── Records supplied

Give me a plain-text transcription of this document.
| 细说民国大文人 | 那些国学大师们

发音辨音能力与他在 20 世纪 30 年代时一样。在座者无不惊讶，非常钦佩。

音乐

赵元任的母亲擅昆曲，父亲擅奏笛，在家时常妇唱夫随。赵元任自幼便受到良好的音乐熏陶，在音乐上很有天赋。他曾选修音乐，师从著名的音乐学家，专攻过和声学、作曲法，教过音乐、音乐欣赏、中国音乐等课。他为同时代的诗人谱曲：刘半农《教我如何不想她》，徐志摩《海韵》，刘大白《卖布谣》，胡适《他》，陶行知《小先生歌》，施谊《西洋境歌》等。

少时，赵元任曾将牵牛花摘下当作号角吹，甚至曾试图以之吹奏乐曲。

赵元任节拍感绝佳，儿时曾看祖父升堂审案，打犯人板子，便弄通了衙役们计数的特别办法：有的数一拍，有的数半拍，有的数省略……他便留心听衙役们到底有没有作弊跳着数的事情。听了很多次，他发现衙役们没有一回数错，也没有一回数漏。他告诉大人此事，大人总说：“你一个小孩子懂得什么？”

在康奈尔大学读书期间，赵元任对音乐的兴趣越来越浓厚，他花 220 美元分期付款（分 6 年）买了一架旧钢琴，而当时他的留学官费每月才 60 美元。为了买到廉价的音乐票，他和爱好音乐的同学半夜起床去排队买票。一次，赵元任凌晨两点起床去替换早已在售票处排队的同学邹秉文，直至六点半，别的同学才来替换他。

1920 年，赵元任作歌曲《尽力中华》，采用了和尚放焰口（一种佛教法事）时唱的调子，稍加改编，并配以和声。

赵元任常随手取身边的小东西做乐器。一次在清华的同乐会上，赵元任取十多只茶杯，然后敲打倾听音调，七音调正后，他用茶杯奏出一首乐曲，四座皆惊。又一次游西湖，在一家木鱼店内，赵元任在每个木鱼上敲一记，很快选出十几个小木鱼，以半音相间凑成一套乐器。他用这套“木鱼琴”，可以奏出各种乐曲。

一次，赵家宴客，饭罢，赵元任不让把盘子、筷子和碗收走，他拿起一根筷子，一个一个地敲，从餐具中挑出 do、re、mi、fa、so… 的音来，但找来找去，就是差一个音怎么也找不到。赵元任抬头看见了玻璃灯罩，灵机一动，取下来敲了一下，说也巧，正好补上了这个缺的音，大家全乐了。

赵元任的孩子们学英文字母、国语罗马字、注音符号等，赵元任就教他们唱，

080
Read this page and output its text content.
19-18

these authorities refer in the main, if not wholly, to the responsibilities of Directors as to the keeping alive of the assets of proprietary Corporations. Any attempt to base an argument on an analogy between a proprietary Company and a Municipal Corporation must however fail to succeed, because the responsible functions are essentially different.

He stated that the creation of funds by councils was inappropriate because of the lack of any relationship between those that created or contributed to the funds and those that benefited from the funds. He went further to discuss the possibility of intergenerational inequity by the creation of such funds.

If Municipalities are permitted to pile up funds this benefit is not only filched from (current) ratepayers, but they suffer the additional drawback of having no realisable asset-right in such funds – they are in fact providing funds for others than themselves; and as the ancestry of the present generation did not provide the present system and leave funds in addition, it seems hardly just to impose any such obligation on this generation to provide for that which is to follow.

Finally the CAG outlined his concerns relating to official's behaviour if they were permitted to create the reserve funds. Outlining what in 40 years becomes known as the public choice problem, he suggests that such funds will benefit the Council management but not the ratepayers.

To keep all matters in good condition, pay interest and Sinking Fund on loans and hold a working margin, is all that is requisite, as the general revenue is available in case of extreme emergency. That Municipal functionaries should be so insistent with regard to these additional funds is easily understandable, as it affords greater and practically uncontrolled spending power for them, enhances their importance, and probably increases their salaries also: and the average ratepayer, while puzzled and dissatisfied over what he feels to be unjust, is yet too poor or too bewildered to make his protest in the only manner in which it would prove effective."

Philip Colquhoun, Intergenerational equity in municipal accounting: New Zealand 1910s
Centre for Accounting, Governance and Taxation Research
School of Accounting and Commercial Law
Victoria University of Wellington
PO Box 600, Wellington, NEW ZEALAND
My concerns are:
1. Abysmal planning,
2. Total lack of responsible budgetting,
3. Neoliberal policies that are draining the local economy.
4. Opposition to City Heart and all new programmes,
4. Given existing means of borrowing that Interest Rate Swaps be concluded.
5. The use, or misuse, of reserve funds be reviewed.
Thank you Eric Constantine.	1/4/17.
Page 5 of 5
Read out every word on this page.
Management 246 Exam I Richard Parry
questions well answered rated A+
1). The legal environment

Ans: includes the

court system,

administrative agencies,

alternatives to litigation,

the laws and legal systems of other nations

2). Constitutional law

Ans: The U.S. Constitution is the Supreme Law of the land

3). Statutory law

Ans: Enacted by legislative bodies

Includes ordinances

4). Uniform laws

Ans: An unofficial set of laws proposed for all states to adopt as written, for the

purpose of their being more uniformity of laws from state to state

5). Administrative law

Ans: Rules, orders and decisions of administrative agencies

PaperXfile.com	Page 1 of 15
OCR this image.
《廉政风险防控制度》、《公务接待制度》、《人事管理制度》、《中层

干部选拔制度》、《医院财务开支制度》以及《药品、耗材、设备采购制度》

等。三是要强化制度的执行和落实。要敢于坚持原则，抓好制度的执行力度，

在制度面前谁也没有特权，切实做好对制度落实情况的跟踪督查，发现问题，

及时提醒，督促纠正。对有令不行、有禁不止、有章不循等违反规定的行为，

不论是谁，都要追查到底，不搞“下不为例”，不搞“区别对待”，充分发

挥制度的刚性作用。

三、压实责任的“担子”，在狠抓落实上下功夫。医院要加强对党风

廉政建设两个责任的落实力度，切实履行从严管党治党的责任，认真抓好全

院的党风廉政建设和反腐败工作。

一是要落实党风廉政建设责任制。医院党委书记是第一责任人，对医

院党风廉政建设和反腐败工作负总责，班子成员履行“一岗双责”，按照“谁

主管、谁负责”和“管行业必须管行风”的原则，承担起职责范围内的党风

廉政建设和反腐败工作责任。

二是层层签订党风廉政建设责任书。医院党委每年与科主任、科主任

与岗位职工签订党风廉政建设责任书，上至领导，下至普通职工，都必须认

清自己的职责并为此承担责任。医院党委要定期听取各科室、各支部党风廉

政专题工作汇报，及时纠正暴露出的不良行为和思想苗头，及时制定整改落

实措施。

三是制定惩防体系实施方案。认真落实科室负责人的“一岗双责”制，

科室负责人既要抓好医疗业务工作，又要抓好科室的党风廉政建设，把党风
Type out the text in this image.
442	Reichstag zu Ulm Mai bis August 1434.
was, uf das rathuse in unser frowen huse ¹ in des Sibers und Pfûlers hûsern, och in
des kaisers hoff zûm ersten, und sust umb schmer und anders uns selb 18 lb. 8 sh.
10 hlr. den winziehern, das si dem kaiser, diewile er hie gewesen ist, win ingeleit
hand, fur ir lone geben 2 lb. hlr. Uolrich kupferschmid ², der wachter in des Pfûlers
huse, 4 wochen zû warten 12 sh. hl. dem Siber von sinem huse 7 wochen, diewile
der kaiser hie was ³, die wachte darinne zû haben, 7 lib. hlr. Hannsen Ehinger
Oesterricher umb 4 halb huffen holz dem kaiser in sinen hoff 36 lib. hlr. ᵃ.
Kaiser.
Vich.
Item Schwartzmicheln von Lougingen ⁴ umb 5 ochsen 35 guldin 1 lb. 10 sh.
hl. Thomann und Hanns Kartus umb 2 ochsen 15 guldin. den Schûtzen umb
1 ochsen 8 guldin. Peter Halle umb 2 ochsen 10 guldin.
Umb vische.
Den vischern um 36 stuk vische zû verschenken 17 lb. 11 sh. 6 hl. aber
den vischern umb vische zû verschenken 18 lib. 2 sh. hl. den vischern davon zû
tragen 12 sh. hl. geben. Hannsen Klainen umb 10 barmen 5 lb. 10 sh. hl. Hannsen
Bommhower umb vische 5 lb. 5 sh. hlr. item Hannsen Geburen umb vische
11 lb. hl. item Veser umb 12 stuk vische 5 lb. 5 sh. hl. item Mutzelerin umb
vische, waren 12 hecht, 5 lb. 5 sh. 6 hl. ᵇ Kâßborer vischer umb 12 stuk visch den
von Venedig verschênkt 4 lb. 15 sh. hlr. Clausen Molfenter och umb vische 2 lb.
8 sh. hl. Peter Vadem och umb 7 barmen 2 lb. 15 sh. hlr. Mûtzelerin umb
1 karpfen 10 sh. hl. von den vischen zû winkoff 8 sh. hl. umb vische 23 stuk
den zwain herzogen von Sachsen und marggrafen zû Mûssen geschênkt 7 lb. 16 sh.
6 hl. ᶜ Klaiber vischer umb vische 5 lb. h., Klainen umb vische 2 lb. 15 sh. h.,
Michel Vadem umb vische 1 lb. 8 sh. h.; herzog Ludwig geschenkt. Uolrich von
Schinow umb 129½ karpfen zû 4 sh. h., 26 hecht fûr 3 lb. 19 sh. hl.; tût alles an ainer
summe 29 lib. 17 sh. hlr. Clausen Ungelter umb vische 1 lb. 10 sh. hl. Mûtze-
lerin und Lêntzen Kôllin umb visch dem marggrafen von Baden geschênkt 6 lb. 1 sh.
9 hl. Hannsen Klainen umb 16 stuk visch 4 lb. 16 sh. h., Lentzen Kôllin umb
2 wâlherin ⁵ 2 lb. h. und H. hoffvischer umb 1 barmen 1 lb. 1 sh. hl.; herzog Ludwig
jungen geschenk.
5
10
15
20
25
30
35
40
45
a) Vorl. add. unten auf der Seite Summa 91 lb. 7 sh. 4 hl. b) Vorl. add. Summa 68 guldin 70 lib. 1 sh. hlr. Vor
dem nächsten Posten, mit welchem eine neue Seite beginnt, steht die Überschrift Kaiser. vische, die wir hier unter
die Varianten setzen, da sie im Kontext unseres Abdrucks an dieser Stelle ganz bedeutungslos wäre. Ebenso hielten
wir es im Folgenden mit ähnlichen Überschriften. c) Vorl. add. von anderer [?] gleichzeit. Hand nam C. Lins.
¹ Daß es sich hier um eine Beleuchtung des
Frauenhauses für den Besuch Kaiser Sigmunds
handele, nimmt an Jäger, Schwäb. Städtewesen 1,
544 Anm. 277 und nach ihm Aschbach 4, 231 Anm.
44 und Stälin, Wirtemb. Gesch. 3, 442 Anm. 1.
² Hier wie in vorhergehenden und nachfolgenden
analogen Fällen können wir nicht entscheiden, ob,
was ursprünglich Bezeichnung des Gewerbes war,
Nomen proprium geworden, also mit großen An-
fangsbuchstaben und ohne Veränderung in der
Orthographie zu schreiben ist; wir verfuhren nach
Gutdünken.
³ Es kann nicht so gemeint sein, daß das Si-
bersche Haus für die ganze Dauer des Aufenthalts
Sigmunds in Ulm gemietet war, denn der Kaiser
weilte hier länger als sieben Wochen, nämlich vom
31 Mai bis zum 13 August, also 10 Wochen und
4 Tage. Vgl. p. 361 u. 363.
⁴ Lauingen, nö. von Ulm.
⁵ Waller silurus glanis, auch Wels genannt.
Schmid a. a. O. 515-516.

────

*Problem*: Locate the word "Uolrich" in the records above, and return each line that has it.

*Written answer*:
hand, fur ir lone geben 2 lb. hlr. Uolrich kupferschmid ², der wachter in des Pfûlers
Michel Vadem umb vische 1 lb. 8 sh. h.; herzog Ludwig geschenkt. Uolrich von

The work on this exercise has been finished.